* BEGIN *
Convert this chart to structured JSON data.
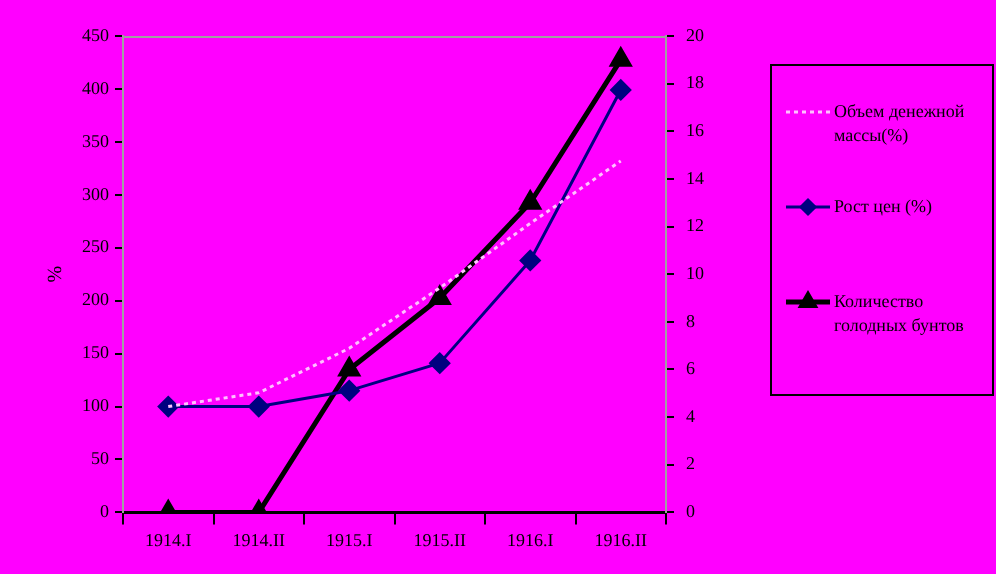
{
  "chart_data": {
    "type": "line",
    "ylabel": "%",
    "categories": [
      "1914.I",
      "1914.II",
      "1915.I",
      "1915.II",
      "1916.I",
      "1916.II"
    ],
    "series": [
      {
        "name": "Объем денежной массы(%)",
        "color": "#ffc0ff",
        "values": [
          100,
          113,
          155,
          212,
          273,
          332
        ],
        "marker": "none",
        "line_style": "dotted"
      },
      {
        "name": "Рост цен (%)",
        "color": "#000080",
        "values": [
          100,
          100,
          115,
          141,
          238,
          399
        ],
        "marker": "diamond",
        "line_style": "solid"
      },
      {
        "name": "Количество голодных бунтов",
        "color": "#000000",
        "values": [
          0,
          0,
          6,
          9,
          13,
          19
        ],
        "axis": "y2",
        "marker": "triangle",
        "line_style": "solid"
      }
    ],
    "ylim": [
      0,
      450
    ],
    "yticks": [
      0,
      50,
      100,
      150,
      200,
      250,
      300,
      350,
      400,
      450
    ],
    "y2lim": [
      0,
      20
    ],
    "y2ticks": [
      0,
      2,
      4,
      6,
      8,
      10,
      12,
      14,
      16,
      18,
      20
    ],
    "grid": false,
    "legend": "right"
  }
}
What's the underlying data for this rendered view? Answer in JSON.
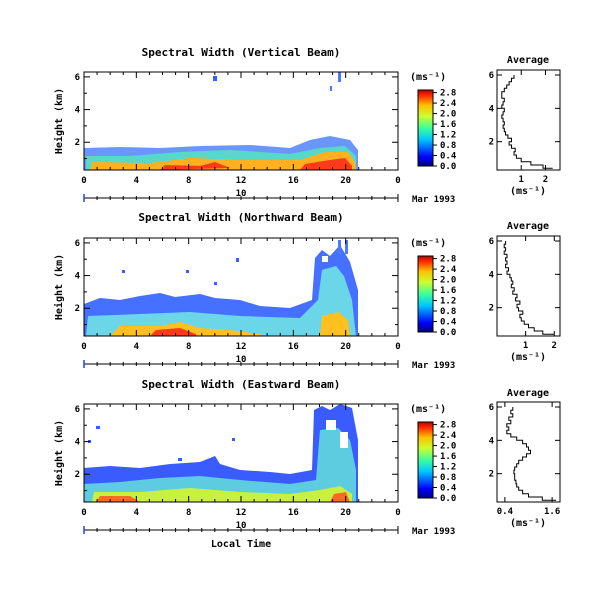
{
  "chart_data": [
    {
      "type": "heatmap",
      "title": "Spectral Width (Vertical Beam)",
      "ylabel": "Height (km)",
      "x_ticks": [
        "0",
        "4",
        "8",
        "12",
        "16",
        "20",
        "0"
      ],
      "y_ticks": [
        "2",
        "4",
        "6"
      ],
      "xlim": [
        0,
        24
      ],
      "ylim": [
        0.3,
        6.3
      ],
      "date_day": "10",
      "date_label": "Mar 1993",
      "colorbar": {
        "unit": "(ms⁻¹)",
        "ticks": [
          "0.0",
          "0.4",
          "0.8",
          "1.2",
          "1.6",
          "2.0",
          "2.4",
          "2.8"
        ],
        "range": [
          0,
          2.9
        ]
      },
      "profile": {
        "title": "Average",
        "xlabel": "(ms⁻¹)",
        "x_ticks": [
          "1",
          "2"
        ],
        "xlim": [
          0,
          2.6
        ],
        "y_ticks": [
          "2",
          "4",
          "6"
        ],
        "ylim": [
          0.3,
          6.3
        ],
        "heights": [
          0.4,
          0.6,
          0.8,
          1.0,
          1.2,
          1.4,
          1.6,
          1.8,
          2.0,
          2.2,
          2.4,
          2.6,
          2.8,
          3.0,
          3.2,
          3.4,
          3.6,
          3.8,
          4.0,
          4.2,
          4.4,
          4.6,
          4.8,
          5.0,
          5.2,
          5.4,
          5.6,
          5.8,
          6.0
        ],
        "values": [
          2.3,
          1.9,
          1.4,
          1.0,
          0.8,
          0.7,
          0.75,
          0.6,
          0.5,
          0.6,
          0.45,
          0.35,
          0.3,
          0.25,
          0.3,
          0.25,
          0.2,
          0.25,
          0.3,
          0.2,
          0.25,
          0.3,
          0.2,
          0.2,
          0.3,
          0.4,
          0.5,
          0.6,
          0.7
        ]
      }
    },
    {
      "type": "heatmap",
      "title": "Spectral Width (Northward Beam)",
      "ylabel": "Height (km)",
      "x_ticks": [
        "0",
        "4",
        "8",
        "12",
        "16",
        "20",
        "0"
      ],
      "y_ticks": [
        "2",
        "4",
        "6"
      ],
      "xlim": [
        0,
        24
      ],
      "ylim": [
        0.3,
        6.3
      ],
      "date_day": "10",
      "date_label": "Mar 1993",
      "colorbar": {
        "unit": "(ms⁻¹)",
        "ticks": [
          "0.0",
          "0.4",
          "0.8",
          "1.2",
          "1.6",
          "2.0",
          "2.4",
          "2.8"
        ],
        "range": [
          0,
          2.9
        ]
      },
      "profile": {
        "title": "Average",
        "xlabel": "(ms⁻¹)",
        "x_ticks": [
          "1",
          "2"
        ],
        "xlim": [
          0,
          2.2
        ],
        "y_ticks": [
          "2",
          "4",
          "6"
        ],
        "ylim": [
          0.3,
          6.3
        ],
        "heights": [
          0.4,
          0.6,
          0.8,
          1.0,
          1.2,
          1.4,
          1.6,
          1.8,
          2.0,
          2.2,
          2.4,
          2.6,
          2.8,
          3.0,
          3.2,
          3.4,
          3.6,
          3.8,
          4.0,
          4.2,
          4.4,
          4.6,
          4.8,
          5.0,
          5.2,
          5.4,
          5.6,
          5.8,
          6.0
        ],
        "values": [
          2.0,
          1.6,
          1.3,
          1.1,
          0.95,
          0.85,
          0.8,
          0.9,
          0.75,
          0.7,
          0.8,
          0.65,
          0.7,
          0.55,
          0.6,
          0.5,
          0.55,
          0.5,
          0.45,
          0.35,
          0.4,
          0.3,
          0.35,
          0.3,
          0.35,
          0.25,
          0.3,
          0.25,
          0.3
        ]
      }
    },
    {
      "type": "heatmap",
      "title": "Spectral Width (Eastward Beam)",
      "ylabel": "Height (km)",
      "x_ticks": [
        "0",
        "4",
        "8",
        "12",
        "16",
        "20",
        "0"
      ],
      "y_ticks": [
        "2",
        "4",
        "6"
      ],
      "xlim": [
        0,
        24
      ],
      "ylim": [
        0.3,
        6.3
      ],
      "date_day": "10",
      "date_label": "Mar 1993",
      "xlabel": "Local Time",
      "colorbar": {
        "unit": "(ms⁻¹)",
        "ticks": [
          "0.0",
          "0.4",
          "0.8",
          "1.2",
          "1.6",
          "2.0",
          "2.4",
          "2.8"
        ],
        "range": [
          0,
          2.9
        ]
      },
      "profile": {
        "title": "Average",
        "xlabel": "(ms⁻¹)",
        "x_ticks": [
          "0.4",
          "1.6"
        ],
        "xlim": [
          0.2,
          1.8
        ],
        "y_ticks": [
          "2",
          "4",
          "6"
        ],
        "ylim": [
          0.3,
          6.3
        ],
        "heights": [
          0.4,
          0.6,
          0.8,
          1.0,
          1.2,
          1.4,
          1.6,
          1.8,
          2.0,
          2.2,
          2.4,
          2.6,
          2.8,
          3.0,
          3.2,
          3.4,
          3.6,
          3.8,
          4.0,
          4.2,
          4.4,
          4.6,
          4.8,
          5.0,
          5.2,
          5.4,
          5.6,
          5.8,
          6.0
        ],
        "values": [
          1.7,
          1.35,
          1.0,
          0.85,
          0.75,
          0.7,
          0.68,
          0.65,
          0.65,
          0.63,
          0.65,
          0.7,
          0.75,
          0.85,
          0.95,
          1.05,
          1.0,
          0.95,
          0.85,
          0.7,
          0.55,
          0.45,
          0.5,
          0.45,
          0.55,
          0.5,
          0.6,
          0.55,
          0.6
        ]
      }
    }
  ]
}
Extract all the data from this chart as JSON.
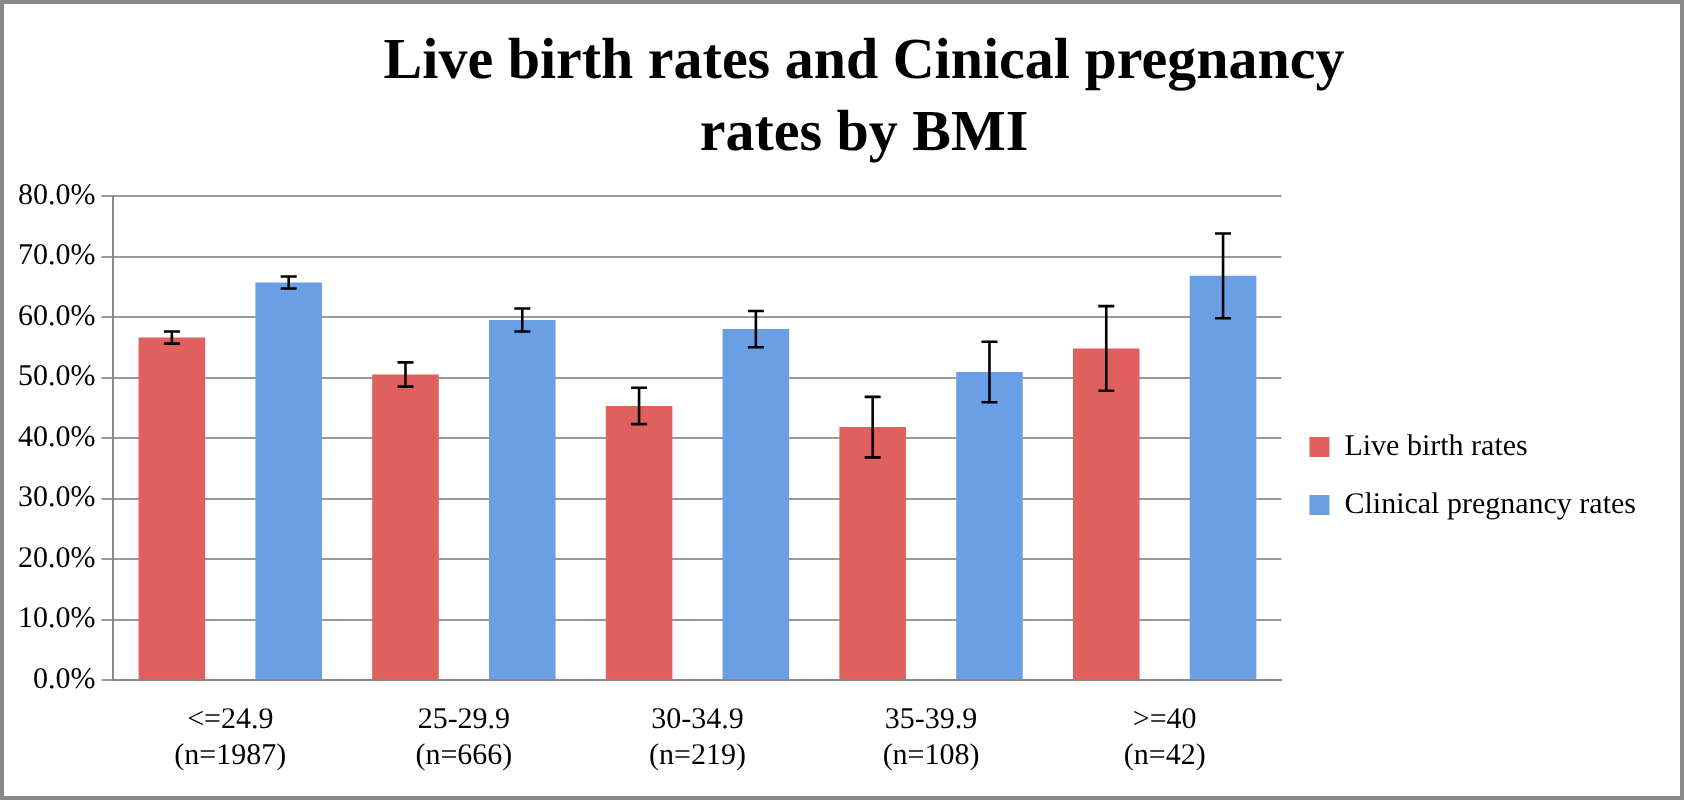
{
  "chart_data": {
    "type": "bar",
    "title": "Live birth rates and Cinical pregnancy rates by BMI",
    "categories": [
      "<=24.9 (n=1987)",
      "25-29.9 (n=666)",
      "30-34.9 (n=219)",
      "35-39.9 (n=108)",
      ">=40 (n=42)"
    ],
    "series": [
      {
        "name": "Live birth rates",
        "color": "#e0605e",
        "values": [
          56.6,
          50.5,
          45.3,
          41.8,
          54.8
        ],
        "errors": [
          1.0,
          2.0,
          3.0,
          5.0,
          7.0
        ]
      },
      {
        "name": "Clinical pregnancy rates",
        "color": "#6a9fe6",
        "values": [
          65.7,
          59.5,
          58.0,
          50.9,
          66.8
        ],
        "errors": [
          1.0,
          1.9,
          3.0,
          5.0,
          7.0
        ]
      }
    ],
    "ylim": [
      0,
      80
    ],
    "yticks": [
      {
        "value": 0,
        "label": "0.0%"
      },
      {
        "value": 10,
        "label": "10.0%"
      },
      {
        "value": 20,
        "label": "20.0%"
      },
      {
        "value": 30,
        "label": "30.0%"
      },
      {
        "value": 40,
        "label": "40.0%"
      },
      {
        "value": 50,
        "label": "50.0%"
      },
      {
        "value": 60,
        "label": "60.0%"
      },
      {
        "value": 70,
        "label": "70.0%"
      },
      {
        "value": 80,
        "label": "80.0%"
      }
    ],
    "grid": "y",
    "legend": "right"
  }
}
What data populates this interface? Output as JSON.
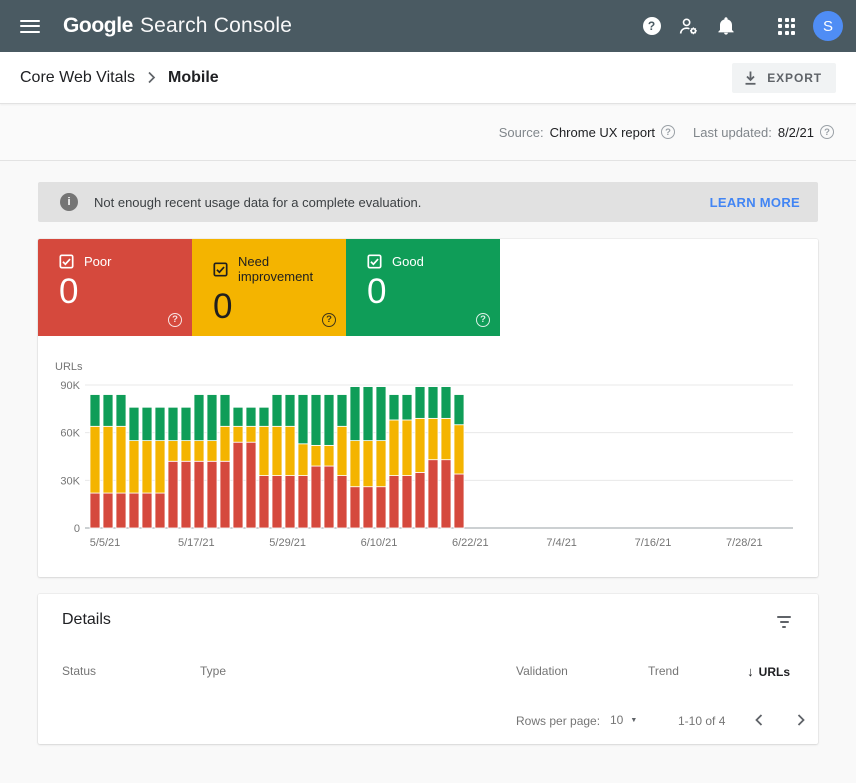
{
  "topbar": {
    "product": "Google",
    "product_suffix": "Search Console",
    "avatar_letter": "S",
    "avatar_color": "#4f8df5",
    "bar_color": "#4a5a62"
  },
  "breadcrumb": {
    "section": "Core Web Vitals",
    "page": "Mobile",
    "export_label": "EXPORT"
  },
  "meta": {
    "source_label": "Source:",
    "source_value": "Chrome UX report",
    "updated_label": "Last updated:",
    "updated_value": "8/2/21"
  },
  "banner": {
    "message": "Not enough recent usage data for a complete evaluation.",
    "action": "LEARN MORE",
    "action_color": "#4285f4"
  },
  "tiles": [
    {
      "label": "Poor",
      "count": "0",
      "color": "#d5493d",
      "text_color": "#ffffff"
    },
    {
      "label": "Need improvement",
      "count": "0",
      "color": "#f4b400",
      "text_color": "#1f1f1f"
    },
    {
      "label": "Good",
      "count": "0",
      "color": "#0f9d58",
      "text_color": "#ffffff"
    }
  ],
  "chart_data": {
    "type": "bar",
    "stacked": true,
    "title": "",
    "ylabel": "URLs",
    "xlabel": "",
    "values_unit": "thousands of URLs",
    "ylim": [
      0,
      90
    ],
    "ytick_values": [
      0,
      30,
      60,
      90
    ],
    "ytick_labels": [
      "0",
      "30K",
      "60K",
      "90K"
    ],
    "xticklabels": [
      "5/5/21",
      "5/17/21",
      "5/29/21",
      "6/10/21",
      "6/22/21",
      "7/4/21",
      "7/16/21",
      "7/28/21"
    ],
    "bars_date_range": "5/5/21 to 6/22/21 (no data after 6/22/21)",
    "grid": true,
    "series": [
      {
        "name": "Poor",
        "color": "#d5493d",
        "values": [
          22,
          22,
          22,
          22,
          22,
          22,
          42,
          42,
          42,
          42,
          42,
          54,
          54,
          33,
          33,
          33,
          33,
          39,
          39,
          33,
          26,
          26,
          26,
          33,
          33,
          35,
          43,
          43,
          34
        ]
      },
      {
        "name": "Need improvement",
        "color": "#f4b400",
        "values": [
          42,
          42,
          42,
          33,
          33,
          33,
          13,
          13,
          13,
          13,
          22,
          10,
          10,
          31,
          31,
          31,
          20,
          13,
          13,
          31,
          29,
          29,
          29,
          35,
          35,
          34,
          26,
          26,
          31
        ]
      },
      {
        "name": "Good",
        "color": "#0f9d58",
        "values": [
          20,
          20,
          20,
          21,
          21,
          21,
          21,
          21,
          29,
          29,
          20,
          12,
          12,
          12,
          20,
          20,
          31,
          32,
          32,
          20,
          34,
          34,
          34,
          16,
          16,
          20,
          20,
          20,
          19
        ]
      }
    ]
  },
  "details": {
    "title": "Details",
    "columns": [
      "Status",
      "Type",
      "Validation",
      "Trend",
      "URLs"
    ],
    "rows": [],
    "footer": {
      "rows_per_page_label": "Rows per page:",
      "rows_per_page_value": "10",
      "range_label": "1-10 of 4"
    }
  },
  "icons": {
    "help_glyph": "?",
    "info_glyph": "i",
    "sort_desc_glyph": "↓",
    "caret_glyph": "▼"
  }
}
* END *
**Stated problem:**
List every line above that holds the word "title".

**Answer for this exercise:**
      "title": "Spectral Width (Vertical Beam)",
        "title": "Average",
      "title": "Spectral Width (Northward Beam)",
        "title": "Average",
      "title": "Spectral Width (Eastward Beam)",
        "title": "Average",
    "title": "Live birth rates and Cinical pregnancy rates by BMI",
    "title": "",
    "title": "Details",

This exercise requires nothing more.